Prompt: Report each line of the data that includes the word "autre".

# Data listing start

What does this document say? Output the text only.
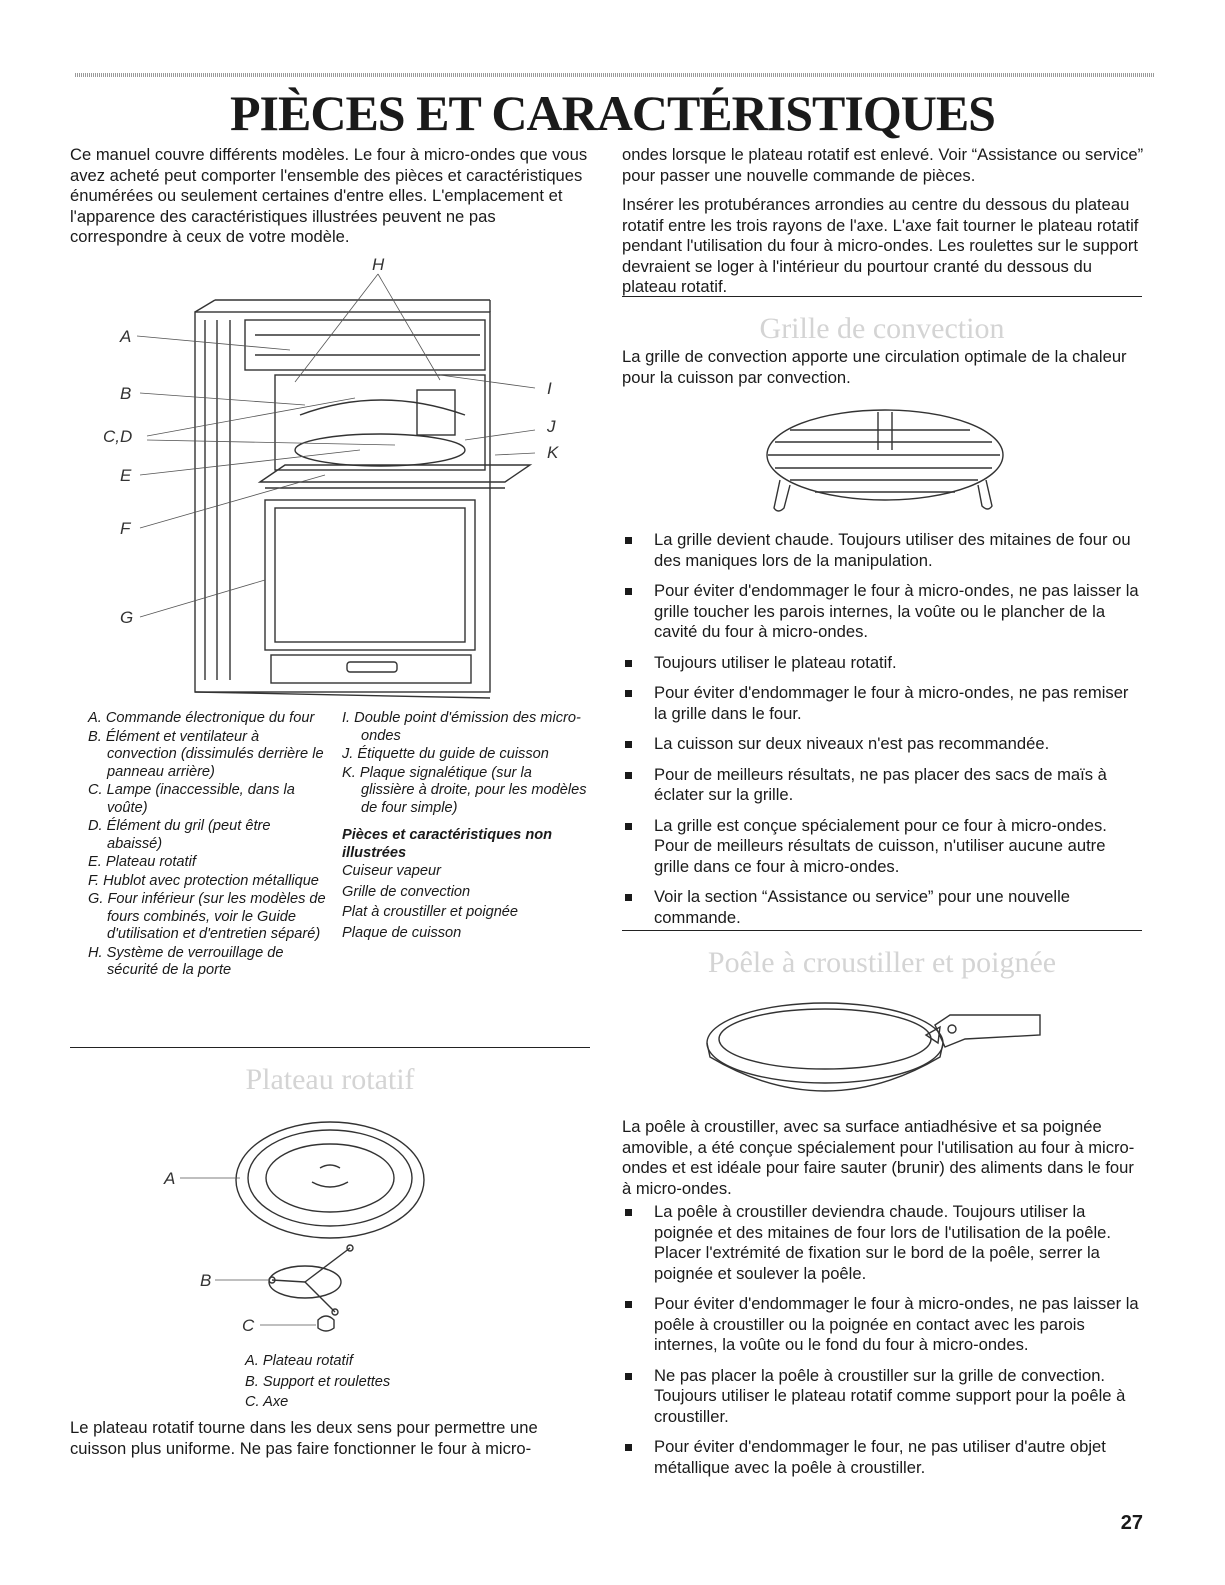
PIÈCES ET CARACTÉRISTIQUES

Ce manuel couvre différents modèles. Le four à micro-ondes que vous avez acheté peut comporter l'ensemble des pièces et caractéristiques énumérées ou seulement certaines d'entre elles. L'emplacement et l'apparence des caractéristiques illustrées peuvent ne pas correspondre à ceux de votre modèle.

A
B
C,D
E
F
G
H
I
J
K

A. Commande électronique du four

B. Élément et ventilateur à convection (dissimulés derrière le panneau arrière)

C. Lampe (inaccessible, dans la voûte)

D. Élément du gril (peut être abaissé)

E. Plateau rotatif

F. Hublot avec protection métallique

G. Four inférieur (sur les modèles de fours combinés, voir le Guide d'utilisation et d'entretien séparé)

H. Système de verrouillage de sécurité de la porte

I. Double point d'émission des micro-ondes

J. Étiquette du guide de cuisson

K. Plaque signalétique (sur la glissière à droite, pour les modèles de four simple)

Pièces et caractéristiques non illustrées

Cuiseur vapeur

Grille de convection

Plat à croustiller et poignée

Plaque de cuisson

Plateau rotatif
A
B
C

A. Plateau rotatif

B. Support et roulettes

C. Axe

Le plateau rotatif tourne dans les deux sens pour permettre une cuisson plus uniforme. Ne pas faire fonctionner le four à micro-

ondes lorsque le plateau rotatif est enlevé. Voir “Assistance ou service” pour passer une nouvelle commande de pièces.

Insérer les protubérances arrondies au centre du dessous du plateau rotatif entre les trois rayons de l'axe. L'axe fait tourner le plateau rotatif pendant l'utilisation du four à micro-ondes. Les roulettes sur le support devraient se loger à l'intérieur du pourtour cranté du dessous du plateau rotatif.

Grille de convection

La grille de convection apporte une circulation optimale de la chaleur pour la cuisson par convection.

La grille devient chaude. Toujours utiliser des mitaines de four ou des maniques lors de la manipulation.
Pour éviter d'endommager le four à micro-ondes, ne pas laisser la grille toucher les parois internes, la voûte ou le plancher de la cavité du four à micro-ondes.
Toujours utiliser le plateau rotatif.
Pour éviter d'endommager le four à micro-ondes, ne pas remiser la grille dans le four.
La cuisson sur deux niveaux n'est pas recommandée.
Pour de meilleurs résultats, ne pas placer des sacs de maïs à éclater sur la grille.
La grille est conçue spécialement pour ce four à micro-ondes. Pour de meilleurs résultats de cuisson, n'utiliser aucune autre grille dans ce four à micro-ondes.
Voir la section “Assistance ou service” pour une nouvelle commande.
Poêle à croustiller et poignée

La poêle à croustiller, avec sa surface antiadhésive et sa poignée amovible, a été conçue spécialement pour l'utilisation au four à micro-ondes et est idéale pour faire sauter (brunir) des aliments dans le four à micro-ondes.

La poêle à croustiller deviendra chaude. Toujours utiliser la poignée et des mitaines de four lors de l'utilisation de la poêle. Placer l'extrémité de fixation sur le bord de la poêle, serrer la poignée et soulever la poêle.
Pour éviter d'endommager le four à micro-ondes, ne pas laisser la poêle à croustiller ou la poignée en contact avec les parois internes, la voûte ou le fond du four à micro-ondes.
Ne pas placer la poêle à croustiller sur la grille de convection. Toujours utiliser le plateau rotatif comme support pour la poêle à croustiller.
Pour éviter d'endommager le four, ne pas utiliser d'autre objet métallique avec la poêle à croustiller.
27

# Data listing end

Completed exercise:
La grille est conçue spécialement pour ce four à micro-ondes. Pour de meilleurs résultats de cuisson, n'utiliser aucune autre grille dans ce four à micro-ondes.
Pour éviter d'endommager le four, ne pas utiliser d'autre objet métallique avec la poêle à croustiller.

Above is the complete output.